Records excerpted from a collection:
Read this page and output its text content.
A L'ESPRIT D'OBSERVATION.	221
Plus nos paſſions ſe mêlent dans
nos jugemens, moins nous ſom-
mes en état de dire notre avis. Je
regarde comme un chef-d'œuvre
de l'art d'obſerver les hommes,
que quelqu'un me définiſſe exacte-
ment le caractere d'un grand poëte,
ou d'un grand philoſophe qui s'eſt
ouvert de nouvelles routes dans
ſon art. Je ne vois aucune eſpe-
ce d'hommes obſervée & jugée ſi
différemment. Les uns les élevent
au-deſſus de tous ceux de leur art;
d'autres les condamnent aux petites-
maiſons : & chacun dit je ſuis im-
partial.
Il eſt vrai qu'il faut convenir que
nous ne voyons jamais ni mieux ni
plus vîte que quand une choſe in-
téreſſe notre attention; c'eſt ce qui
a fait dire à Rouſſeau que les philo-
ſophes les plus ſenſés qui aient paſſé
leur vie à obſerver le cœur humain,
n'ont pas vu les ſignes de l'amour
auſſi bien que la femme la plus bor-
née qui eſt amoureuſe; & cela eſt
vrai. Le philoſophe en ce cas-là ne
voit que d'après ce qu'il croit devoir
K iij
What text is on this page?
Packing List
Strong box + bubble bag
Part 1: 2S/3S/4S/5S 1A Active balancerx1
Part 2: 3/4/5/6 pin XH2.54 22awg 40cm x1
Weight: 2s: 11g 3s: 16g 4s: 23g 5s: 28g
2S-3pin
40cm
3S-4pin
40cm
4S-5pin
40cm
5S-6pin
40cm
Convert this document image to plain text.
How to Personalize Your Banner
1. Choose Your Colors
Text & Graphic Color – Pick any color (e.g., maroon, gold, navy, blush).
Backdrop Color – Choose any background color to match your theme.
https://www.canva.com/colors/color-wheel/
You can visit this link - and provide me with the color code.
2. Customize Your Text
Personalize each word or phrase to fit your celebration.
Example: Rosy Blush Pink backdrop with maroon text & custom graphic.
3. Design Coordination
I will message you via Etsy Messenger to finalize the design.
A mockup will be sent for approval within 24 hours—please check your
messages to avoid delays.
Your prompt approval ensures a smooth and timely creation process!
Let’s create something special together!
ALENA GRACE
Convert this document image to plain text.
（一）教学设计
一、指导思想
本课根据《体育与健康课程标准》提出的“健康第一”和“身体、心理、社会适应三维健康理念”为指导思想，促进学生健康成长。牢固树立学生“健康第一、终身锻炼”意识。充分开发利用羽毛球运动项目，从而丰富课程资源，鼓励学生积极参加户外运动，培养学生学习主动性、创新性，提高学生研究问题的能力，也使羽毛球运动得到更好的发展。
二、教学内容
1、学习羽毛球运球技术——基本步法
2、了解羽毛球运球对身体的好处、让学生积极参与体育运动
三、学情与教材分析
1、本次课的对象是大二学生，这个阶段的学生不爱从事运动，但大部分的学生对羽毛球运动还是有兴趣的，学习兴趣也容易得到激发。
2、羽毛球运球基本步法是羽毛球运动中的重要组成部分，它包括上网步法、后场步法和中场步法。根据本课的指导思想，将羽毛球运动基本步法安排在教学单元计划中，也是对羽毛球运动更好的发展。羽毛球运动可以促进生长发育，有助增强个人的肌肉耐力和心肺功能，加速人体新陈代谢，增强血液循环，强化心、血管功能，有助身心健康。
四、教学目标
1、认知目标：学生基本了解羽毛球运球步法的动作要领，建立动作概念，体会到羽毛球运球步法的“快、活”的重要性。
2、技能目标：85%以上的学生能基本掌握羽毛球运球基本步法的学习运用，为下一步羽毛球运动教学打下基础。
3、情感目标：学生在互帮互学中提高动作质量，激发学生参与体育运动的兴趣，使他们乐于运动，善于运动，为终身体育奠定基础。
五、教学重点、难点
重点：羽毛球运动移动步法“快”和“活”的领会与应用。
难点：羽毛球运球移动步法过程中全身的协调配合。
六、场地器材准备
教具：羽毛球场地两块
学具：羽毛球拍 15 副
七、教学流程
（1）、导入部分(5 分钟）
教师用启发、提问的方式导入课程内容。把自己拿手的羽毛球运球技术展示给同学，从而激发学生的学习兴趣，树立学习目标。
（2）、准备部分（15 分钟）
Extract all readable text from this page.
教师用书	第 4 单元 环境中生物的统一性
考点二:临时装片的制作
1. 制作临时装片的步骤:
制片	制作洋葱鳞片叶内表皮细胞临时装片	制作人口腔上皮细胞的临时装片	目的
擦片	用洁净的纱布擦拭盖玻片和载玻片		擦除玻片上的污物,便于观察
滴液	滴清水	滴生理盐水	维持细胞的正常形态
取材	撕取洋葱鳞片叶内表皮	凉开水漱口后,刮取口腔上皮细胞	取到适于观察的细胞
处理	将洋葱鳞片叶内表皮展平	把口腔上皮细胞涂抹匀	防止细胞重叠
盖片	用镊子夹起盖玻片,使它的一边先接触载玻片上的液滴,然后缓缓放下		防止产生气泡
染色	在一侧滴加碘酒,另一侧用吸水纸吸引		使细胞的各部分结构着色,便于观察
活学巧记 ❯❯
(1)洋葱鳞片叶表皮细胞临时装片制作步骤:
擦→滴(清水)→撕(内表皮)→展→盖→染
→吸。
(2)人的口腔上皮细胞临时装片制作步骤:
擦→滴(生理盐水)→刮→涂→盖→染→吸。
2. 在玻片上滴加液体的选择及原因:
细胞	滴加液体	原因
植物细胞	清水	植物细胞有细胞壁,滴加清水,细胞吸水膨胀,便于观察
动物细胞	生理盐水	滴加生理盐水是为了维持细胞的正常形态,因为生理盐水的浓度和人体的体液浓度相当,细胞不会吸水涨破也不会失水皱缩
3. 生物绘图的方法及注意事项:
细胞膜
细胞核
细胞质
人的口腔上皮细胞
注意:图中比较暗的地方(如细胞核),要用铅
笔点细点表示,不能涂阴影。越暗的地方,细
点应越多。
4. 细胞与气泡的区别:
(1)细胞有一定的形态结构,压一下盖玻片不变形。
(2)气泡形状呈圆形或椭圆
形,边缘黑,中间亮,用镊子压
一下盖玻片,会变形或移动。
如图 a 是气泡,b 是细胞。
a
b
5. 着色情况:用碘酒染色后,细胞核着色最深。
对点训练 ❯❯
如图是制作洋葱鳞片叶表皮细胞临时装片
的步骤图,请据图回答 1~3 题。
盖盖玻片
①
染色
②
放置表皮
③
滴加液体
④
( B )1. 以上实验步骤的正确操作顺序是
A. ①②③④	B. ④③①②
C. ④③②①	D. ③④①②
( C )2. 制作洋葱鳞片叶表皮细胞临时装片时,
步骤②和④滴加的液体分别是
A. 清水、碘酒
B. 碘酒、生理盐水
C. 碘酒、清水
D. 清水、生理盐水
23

Required task – Copy out every line from the material above in which the word "Choose" appears.

Reply –
1. Choose Your Colors
Backdrop Color – Choose any background color to match your theme.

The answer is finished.